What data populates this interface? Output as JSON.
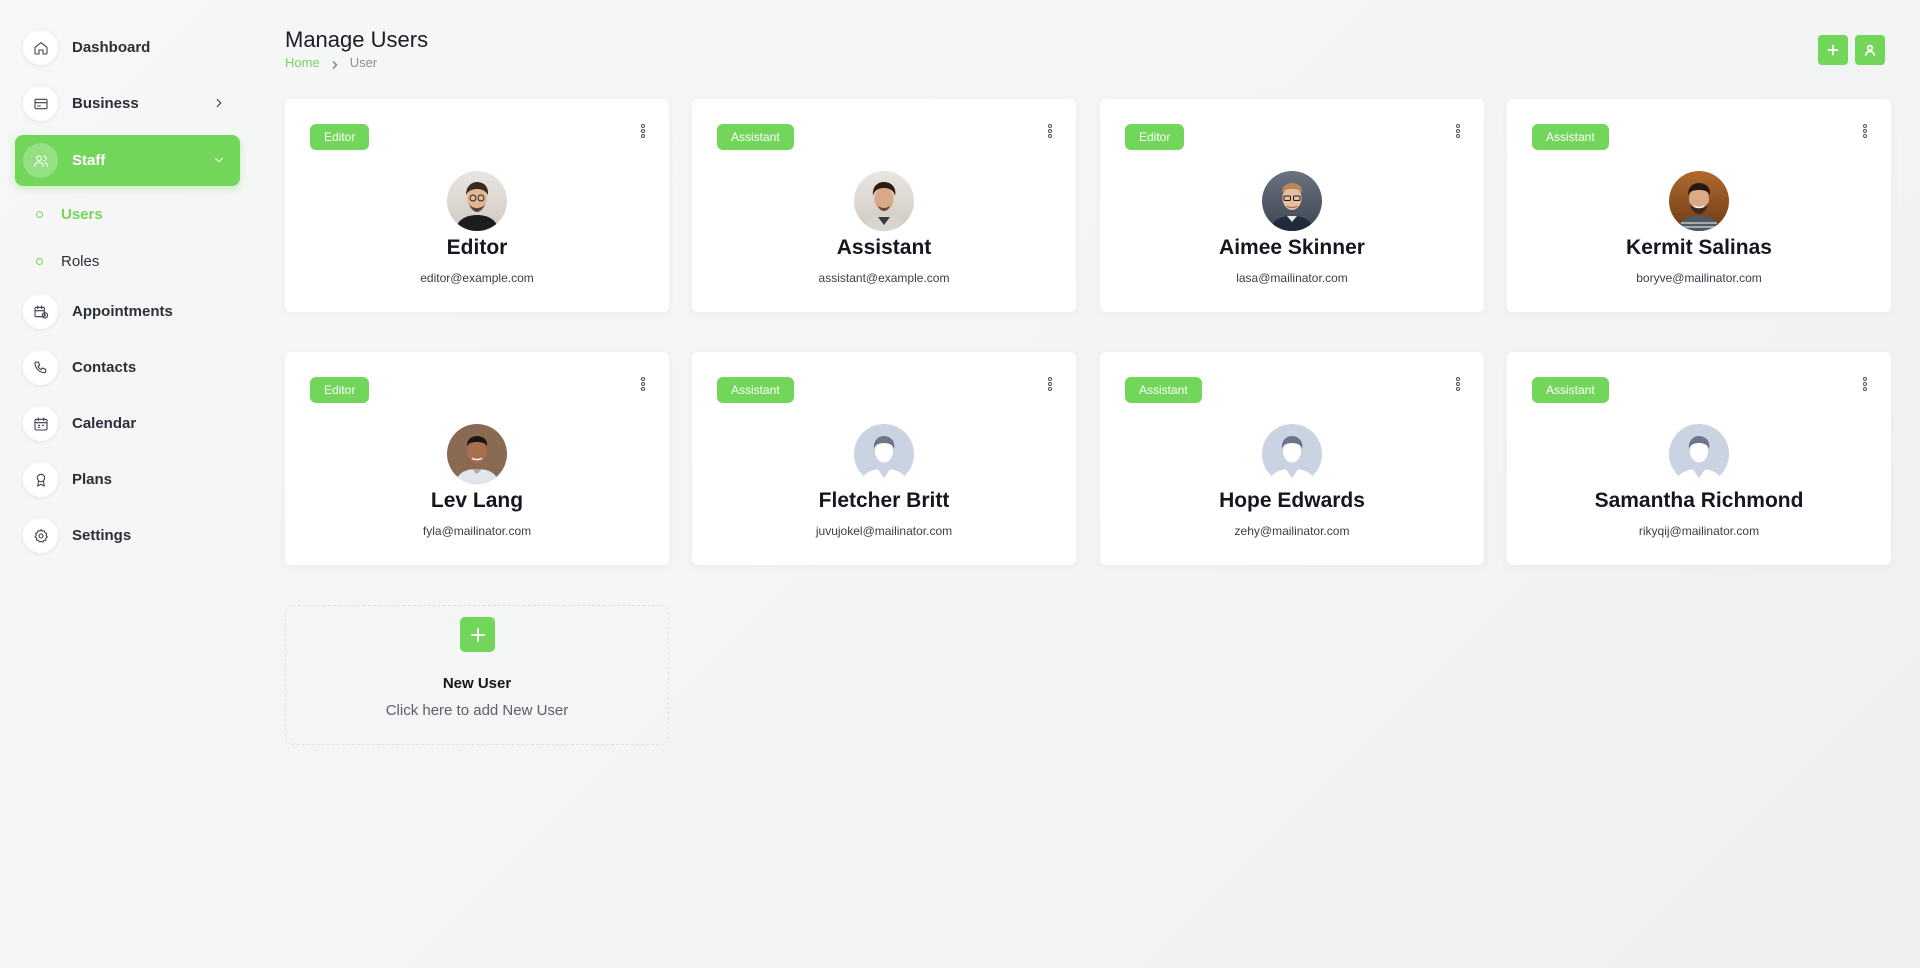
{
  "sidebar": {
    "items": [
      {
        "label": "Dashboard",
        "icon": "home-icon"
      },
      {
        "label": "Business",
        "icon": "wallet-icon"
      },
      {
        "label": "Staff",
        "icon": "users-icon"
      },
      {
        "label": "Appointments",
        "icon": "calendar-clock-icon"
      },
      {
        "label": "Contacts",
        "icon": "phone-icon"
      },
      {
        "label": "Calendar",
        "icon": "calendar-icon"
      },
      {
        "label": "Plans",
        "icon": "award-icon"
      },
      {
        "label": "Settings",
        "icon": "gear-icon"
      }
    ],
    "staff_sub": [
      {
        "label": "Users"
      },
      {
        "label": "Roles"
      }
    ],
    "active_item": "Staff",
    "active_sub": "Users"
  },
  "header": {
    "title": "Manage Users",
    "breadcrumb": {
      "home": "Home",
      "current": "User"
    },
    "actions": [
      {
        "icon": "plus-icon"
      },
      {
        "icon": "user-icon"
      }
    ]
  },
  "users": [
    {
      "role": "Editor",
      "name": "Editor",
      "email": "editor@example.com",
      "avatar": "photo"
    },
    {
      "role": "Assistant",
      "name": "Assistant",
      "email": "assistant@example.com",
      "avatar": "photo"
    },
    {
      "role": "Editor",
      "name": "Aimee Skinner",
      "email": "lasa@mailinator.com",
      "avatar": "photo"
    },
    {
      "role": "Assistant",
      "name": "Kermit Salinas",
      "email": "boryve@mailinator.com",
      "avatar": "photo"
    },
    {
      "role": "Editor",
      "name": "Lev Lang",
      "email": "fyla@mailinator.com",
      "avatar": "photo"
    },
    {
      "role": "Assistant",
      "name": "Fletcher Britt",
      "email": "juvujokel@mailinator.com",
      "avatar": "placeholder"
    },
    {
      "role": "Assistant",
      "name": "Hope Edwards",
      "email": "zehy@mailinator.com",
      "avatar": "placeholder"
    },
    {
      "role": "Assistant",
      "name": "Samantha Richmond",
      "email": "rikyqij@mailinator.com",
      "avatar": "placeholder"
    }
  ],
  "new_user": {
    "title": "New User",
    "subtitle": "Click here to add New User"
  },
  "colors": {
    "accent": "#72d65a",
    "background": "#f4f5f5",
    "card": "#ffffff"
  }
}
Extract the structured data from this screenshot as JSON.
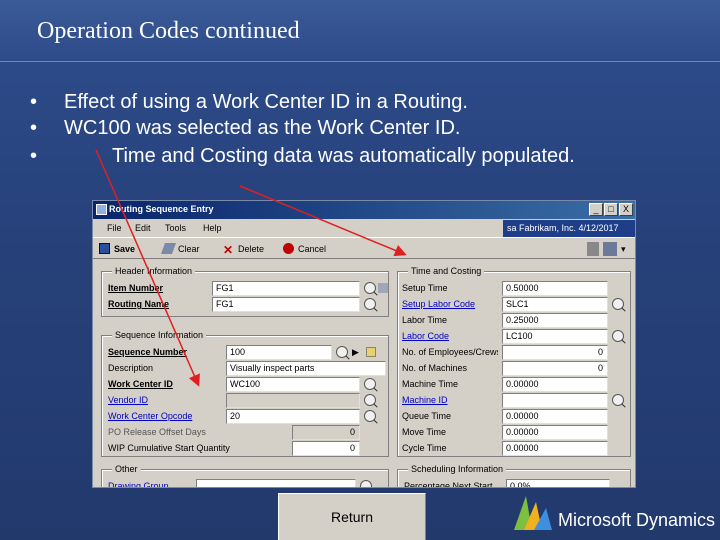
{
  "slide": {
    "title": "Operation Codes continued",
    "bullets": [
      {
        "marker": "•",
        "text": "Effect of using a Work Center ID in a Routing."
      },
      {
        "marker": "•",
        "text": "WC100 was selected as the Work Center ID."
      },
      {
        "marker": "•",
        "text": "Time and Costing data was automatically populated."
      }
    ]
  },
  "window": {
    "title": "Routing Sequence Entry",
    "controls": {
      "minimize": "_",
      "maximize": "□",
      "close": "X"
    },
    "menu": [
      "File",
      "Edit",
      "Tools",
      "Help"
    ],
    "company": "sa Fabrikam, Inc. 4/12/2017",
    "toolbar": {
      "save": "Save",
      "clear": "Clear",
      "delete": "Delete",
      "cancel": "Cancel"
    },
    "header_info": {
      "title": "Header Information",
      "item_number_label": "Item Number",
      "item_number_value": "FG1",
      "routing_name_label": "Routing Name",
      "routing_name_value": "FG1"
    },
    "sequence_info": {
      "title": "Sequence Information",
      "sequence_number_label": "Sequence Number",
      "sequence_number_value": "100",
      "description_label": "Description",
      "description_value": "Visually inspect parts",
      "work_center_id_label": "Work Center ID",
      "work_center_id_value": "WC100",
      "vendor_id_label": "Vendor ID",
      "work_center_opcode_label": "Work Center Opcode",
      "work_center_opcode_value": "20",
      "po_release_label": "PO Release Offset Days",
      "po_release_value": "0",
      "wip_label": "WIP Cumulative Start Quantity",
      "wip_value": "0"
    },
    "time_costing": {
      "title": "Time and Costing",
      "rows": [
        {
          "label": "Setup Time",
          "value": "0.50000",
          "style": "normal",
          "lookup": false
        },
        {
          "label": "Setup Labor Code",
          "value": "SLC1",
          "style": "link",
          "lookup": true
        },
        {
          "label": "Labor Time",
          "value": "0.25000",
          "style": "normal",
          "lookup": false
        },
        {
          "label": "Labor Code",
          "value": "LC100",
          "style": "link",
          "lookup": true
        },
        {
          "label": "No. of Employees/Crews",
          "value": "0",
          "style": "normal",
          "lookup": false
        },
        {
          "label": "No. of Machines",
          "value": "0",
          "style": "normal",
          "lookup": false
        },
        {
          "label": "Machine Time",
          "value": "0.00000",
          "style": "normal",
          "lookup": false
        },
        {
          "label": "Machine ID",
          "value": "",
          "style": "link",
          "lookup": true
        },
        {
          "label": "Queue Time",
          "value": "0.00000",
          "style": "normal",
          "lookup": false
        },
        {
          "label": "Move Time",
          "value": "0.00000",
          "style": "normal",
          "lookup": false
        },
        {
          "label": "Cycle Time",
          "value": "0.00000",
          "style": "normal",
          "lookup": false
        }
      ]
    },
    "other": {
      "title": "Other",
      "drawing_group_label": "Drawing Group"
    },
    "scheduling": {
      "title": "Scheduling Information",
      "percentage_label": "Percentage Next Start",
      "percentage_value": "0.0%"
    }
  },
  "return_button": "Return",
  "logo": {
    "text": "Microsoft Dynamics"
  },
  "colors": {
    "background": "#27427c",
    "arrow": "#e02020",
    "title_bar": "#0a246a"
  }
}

**Short problem**
Scan the listing above. Gather each line that contains the word "Setup".

**Result for this task**
          "label": "Setup Time",
          "label": "Setup Labor Code",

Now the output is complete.